What you should do – Return all lines where the word "Teamsters" can be found.

--- Material for the task ---

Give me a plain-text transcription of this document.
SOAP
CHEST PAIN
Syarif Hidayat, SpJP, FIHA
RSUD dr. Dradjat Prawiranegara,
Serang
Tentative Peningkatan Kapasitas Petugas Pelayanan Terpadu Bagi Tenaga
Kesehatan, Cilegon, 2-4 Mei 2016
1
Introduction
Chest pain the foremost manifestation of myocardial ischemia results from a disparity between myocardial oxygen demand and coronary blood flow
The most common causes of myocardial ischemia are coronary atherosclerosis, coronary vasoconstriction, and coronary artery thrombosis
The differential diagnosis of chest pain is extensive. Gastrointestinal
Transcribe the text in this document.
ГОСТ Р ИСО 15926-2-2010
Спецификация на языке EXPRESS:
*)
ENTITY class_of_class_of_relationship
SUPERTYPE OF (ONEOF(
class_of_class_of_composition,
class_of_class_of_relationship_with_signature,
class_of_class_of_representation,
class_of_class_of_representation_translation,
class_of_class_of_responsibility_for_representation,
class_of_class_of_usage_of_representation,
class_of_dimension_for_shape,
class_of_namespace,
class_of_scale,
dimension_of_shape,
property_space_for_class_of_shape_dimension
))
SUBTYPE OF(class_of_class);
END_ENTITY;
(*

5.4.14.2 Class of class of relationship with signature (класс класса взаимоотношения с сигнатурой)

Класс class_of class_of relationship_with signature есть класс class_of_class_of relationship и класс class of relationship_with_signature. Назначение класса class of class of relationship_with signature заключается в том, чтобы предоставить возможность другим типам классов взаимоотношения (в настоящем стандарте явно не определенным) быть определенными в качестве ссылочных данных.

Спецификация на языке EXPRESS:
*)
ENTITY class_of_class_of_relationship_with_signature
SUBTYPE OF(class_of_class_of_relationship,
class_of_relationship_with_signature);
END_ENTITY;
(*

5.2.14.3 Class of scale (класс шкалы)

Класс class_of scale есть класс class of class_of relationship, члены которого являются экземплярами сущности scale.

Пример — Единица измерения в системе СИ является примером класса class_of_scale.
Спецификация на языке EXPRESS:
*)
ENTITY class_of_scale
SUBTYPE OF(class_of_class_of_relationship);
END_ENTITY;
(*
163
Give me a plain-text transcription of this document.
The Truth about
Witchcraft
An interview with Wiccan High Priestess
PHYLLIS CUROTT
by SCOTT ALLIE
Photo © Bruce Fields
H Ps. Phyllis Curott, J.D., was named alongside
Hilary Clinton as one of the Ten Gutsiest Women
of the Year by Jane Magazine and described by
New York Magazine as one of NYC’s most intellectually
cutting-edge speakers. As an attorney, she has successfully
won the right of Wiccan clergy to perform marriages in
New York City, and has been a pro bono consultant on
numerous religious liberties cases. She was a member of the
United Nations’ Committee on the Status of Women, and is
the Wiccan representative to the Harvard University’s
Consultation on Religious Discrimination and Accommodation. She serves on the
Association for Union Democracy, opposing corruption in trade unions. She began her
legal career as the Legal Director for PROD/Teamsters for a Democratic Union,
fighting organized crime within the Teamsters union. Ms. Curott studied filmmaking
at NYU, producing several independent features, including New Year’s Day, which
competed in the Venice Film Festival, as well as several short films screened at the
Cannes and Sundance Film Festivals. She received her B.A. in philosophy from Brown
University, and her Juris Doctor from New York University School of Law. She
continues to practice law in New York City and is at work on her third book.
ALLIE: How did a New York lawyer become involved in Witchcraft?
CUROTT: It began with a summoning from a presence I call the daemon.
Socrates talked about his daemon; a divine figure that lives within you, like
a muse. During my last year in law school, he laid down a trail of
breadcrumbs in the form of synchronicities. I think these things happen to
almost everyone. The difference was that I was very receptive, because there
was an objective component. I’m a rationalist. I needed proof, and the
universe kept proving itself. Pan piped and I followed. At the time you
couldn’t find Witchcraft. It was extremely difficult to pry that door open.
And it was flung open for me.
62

---

Complete output –
legal career as the Legal Director for PROD/Teamsters for a Democratic Union,
fighting organized crime within the Teamsters union. Ms. Curott studied filmmaking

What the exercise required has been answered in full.